Quote all of the data below exactly, please.

• **Input data**:
● ● ● ● ●

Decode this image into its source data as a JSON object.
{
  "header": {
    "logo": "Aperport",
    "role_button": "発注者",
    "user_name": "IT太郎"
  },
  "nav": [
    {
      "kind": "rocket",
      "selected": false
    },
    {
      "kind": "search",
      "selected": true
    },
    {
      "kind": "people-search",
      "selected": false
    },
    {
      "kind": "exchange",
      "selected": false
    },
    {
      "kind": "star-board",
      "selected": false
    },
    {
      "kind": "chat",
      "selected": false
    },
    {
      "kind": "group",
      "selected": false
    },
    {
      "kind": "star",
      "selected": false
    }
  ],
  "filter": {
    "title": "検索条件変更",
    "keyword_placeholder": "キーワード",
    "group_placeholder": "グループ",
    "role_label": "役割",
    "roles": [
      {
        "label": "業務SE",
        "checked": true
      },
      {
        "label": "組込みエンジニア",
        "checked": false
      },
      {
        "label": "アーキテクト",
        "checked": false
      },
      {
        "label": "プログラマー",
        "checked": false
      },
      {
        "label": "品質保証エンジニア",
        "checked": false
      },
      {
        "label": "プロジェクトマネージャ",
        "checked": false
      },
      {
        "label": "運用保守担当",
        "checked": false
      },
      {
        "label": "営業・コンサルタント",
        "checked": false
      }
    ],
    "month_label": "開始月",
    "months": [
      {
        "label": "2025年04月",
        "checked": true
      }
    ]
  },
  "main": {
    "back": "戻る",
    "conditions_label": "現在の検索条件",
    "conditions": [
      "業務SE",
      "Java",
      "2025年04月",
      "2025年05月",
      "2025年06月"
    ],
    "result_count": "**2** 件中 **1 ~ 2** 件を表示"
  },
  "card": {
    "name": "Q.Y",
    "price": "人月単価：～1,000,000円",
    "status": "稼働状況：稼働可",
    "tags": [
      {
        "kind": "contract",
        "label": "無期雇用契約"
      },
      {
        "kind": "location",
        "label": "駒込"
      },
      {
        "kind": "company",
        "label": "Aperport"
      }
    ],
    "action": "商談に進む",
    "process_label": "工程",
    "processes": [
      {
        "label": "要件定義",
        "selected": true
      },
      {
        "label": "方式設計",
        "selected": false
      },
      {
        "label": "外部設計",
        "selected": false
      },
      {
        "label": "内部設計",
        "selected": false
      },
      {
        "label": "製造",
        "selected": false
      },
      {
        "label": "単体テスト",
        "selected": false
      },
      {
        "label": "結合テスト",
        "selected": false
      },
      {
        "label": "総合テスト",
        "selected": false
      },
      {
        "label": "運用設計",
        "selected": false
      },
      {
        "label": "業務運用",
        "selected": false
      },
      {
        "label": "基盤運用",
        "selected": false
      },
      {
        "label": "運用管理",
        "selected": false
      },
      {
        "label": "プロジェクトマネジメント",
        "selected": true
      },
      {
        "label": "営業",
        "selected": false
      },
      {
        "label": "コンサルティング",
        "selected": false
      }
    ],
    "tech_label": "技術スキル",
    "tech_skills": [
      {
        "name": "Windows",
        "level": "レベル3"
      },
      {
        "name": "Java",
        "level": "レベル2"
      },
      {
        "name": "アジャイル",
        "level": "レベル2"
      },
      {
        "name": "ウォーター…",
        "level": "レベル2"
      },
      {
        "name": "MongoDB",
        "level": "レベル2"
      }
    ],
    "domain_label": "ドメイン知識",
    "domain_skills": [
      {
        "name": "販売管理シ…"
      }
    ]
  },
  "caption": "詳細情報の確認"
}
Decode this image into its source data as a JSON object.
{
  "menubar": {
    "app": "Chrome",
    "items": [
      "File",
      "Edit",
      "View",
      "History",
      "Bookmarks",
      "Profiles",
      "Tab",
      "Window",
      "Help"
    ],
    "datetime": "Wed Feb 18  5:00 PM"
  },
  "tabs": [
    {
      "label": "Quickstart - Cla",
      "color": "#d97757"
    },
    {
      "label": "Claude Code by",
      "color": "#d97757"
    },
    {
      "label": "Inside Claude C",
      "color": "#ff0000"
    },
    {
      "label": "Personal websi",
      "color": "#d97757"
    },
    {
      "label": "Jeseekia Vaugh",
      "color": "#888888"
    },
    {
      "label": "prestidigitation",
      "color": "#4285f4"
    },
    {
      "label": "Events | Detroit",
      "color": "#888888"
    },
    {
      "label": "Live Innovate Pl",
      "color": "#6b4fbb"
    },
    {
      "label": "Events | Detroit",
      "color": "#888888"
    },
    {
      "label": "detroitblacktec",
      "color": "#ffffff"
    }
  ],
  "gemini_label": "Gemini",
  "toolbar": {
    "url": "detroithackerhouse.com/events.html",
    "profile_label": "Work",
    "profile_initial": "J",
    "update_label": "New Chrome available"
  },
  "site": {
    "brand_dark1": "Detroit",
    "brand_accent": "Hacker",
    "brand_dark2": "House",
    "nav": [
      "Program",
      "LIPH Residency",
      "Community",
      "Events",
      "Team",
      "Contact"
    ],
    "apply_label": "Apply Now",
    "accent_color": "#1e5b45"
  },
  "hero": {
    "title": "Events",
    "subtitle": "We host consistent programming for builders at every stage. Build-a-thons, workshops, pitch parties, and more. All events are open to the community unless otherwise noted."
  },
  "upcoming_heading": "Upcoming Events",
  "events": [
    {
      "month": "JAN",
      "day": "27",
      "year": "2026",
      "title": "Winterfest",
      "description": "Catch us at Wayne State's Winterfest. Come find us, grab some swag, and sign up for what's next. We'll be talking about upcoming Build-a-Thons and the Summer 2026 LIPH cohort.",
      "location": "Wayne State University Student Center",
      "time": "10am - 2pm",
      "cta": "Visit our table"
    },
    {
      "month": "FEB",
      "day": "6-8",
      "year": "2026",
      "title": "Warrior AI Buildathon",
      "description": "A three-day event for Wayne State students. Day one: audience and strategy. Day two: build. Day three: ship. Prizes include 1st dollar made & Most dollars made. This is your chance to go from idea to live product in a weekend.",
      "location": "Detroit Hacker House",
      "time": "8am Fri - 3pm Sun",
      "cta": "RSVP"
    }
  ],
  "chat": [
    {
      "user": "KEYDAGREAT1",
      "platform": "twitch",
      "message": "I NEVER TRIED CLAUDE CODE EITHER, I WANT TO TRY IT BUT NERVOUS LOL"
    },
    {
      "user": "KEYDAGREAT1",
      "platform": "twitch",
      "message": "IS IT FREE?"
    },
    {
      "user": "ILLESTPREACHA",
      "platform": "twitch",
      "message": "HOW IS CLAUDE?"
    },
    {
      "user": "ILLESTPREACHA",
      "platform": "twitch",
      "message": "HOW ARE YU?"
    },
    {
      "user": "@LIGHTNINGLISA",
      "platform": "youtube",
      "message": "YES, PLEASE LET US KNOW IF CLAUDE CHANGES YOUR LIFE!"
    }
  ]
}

● ● ● ● ●

• **Reply**:
Decode this image into its source data as a JSON object.
{
  "header": {
    "logo": "Aperport",
    "role_button": "発注者",
    "user_name": "IT太郎"
  },
  "nav": [
    {
      "kind": "rocket",
      "selected": false
    },
    {
      "kind": "search",
      "selected": true
    },
    {
      "kind": "people-search",
      "selected": false
    },
    {
      "kind": "exchange",
      "selected": false
    },
    {
      "kind": "star-board",
      "selected": false
    },
    {
      "kind": "chat",
      "selected": false
    },
    {
      "kind": "group",
      "selected": false
    },
    {
      "kind": "star",
      "selected": false
    }
  ],
  "filter": {
    "title": "検索条件変更",
    "keyword_placeholder": "キーワード",
    "group_placeholder": "グループ",
    "role_label": "役割",
    "roles": [
      {
        "label": "業務SE",
        "checked": true
      },
      {
        "label": "組込みエンジニア",
        "checked": false
      },
      {
        "label": "アーキテクト",
        "checked": false
      },
      {
        "label": "プログラマー",
        "checked": false
      },
      {
        "label": "品質保証エンジニア",
        "checked": false
      },
      {
        "label": "プロジェクトマネージャ",
        "checked": false
      },
      {
        "label": "運用保守担当",
        "checked": false
      },
      {
        "label": "営業・コンサルタント",
        "checked": false
      }
    ],
    "month_label": "開始月",
    "months": [
      {
        "label": "2025年04月",
        "checked": true
      }
    ]
  },
  "main": {
    "back": "戻る",
    "conditions_label": "現在の検索条件",
    "conditions": [
      "業務SE",
      "Java",
      "2025年04月",
      "2025年05月",
      "2025年06月"
    ],
    "result_count": "**2** 件中 **1 ~ 2** 件を表示"
  },
  "card": {
    "name": "Q.Y",
    "price": "人月単価：～1,000,000円",
    "status": "稼働状況：稼働可",
    "tags": [
      {
        "kind": "contract",
        "label": "無期雇用契約"
      },
      {
        "kind": "location",
        "label": "駒込"
      },
      {
        "kind": "company",
        "label": "Aperport"
      }
    ],
    "action": "商談に進む",
    "process_label": "工程",
    "processes": [
      {
        "label": "要件定義",
        "selected": true
      },
      {
        "label": "方式設計",
        "selected": false
      },
      {
        "label": "外部設計",
        "selected": false
      },
      {
        "label": "内部設計",
        "selected": false
      },
      {
        "label": "製造",
        "selected": false
      },
      {
        "label": "単体テスト",
        "selected": false
      },
      {
        "label": "結合テスト",
        "selected": false
      },
      {
        "label": "総合テスト",
        "selected": false
      },
      {
        "label": "運用設計",
        "selected": false
      },
      {
        "label": "業務運用",
        "selected": false
      },
      {
        "label": "基盤運用",
        "selected": false
      },
      {
        "label": "運用管理",
        "selected": false
      },
      {
        "label": "プロジェクトマネジメント",
        "selected": true
      },
      {
        "label": "営業",
        "selected": false
      },
      {
        "label": "コンサルティング",
        "selected": false
      }
    ],
    "tech_label": "技術スキル",
    "tech_skills": [
      {
        "name": "Windows",
        "level": "レベル3"
      },
      {
        "name": "Java",
        "level": "レベル2"
      },
      {
        "name": "アジャイル",
        "level": "レベル2"
      },
      {
        "name": "ウォーター…",
        "level": "レベル2"
      },
      {
        "name": "MongoDB",
        "level": "レベル2"
      }
    ],
    "domain_label": "ドメイン知識",
    "domain_skills": [
      {
        "name": "販売管理シ…"
      }
    ]
  },
  "caption": "詳細情報の確認"
}
Decode this image into its source data as a JSON object.
{
  "menubar": {
    "app": "Chrome",
    "items": [
      "File",
      "Edit",
      "View",
      "History",
      "Bookmarks",
      "Profiles",
      "Tab",
      "Window",
      "Help"
    ],
    "datetime": "Wed Feb 18  5:00 PM"
  },
  "tabs": [
    {
      "label": "Quickstart - Cla",
      "color": "#d97757"
    },
    {
      "label": "Claude Code by",
      "color": "#d97757"
    },
    {
      "label": "Inside Claude C",
      "color": "#ff0000"
    },
    {
      "label": "Personal websi",
      "color": "#d97757"
    },
    {
      "label": "Jeseekia Vaugh",
      "color": "#888888"
    },
    {
      "label": "prestidigitation",
      "color": "#4285f4"
    },
    {
      "label": "Events | Detroit",
      "color": "#888888"
    },
    {
      "label": "Live Innovate Pl",
      "color": "#6b4fbb"
    },
    {
      "label": "Events | Detroit",
      "color": "#888888"
    },
    {
      "label": "detroitblacktec",
      "color": "#ffffff"
    }
  ],
  "gemini_label": "Gemini",
  "toolbar": {
    "url": "detroithackerhouse.com/events.html",
    "profile_label": "Work",
    "profile_initial": "J",
    "update_label": "New Chrome available"
  },
  "site": {
    "brand_dark1": "Detroit",
    "brand_accent": "Hacker",
    "brand_dark2": "House",
    "nav": [
      "Program",
      "LIPH Residency",
      "Community",
      "Events",
      "Team",
      "Contact"
    ],
    "apply_label": "Apply Now",
    "accent_color": "#1e5b45"
  },
  "hero": {
    "title": "Events",
    "subtitle": "We host consistent programming for builders at every stage. Build-a-thons, workshops, pitch parties, and more. All events are open to the community unless otherwise noted."
  },
  "upcoming_heading": "Upcoming Events",
  "events": [
    {
      "month": "JAN",
      "day": "27",
      "year": "2026",
      "title": "Winterfest",
      "description": "Catch us at Wayne State's Winterfest. Come find us, grab some swag, and sign up for what's next. We'll be talking about upcoming Build-a-Thons and the Summer 2026 LIPH cohort.",
      "location": "Wayne State University Student Center",
      "time": "10am - 2pm",
      "cta": "Visit our table"
    },
    {
      "month": "FEB",
      "day": "6-8",
      "year": "2026",
      "title": "Warrior AI Buildathon",
      "description": "A three-day event for Wayne State students. Day one: audience and strategy. Day two: build. Day three: ship. Prizes include 1st dollar made & Most dollars made. This is your chance to go from idea to live product in a weekend.",
      "location": "Detroit Hacker House",
      "time": "8am Fri - 3pm Sun",
      "cta": "RSVP"
    }
  ],
  "chat": [
    {
      "user": "KEYDAGREAT1",
      "platform": "twitch",
      "message": "I NEVER TRIED CLAUDE CODE EITHER, I WANT TO TRY IT BUT NERVOUS LOL"
    },
    {
      "user": "KEYDAGREAT1",
      "platform": "twitch",
      "message": "IS IT FREE?"
    },
    {
      "user": "ILLESTPREACHA",
      "platform": "twitch",
      "message": "HOW IS CLAUDE?"
    },
    {
      "user": "ILLESTPREACHA",
      "platform": "twitch",
      "message": "HOW ARE YU?"
    },
    {
      "user": "@LIGHTNINGLISA",
      "platform": "youtube",
      "message": "YES, PLEASE LET US KNOW IF CLAUDE CHANGES YOUR LIFE!"
    }
  ]
}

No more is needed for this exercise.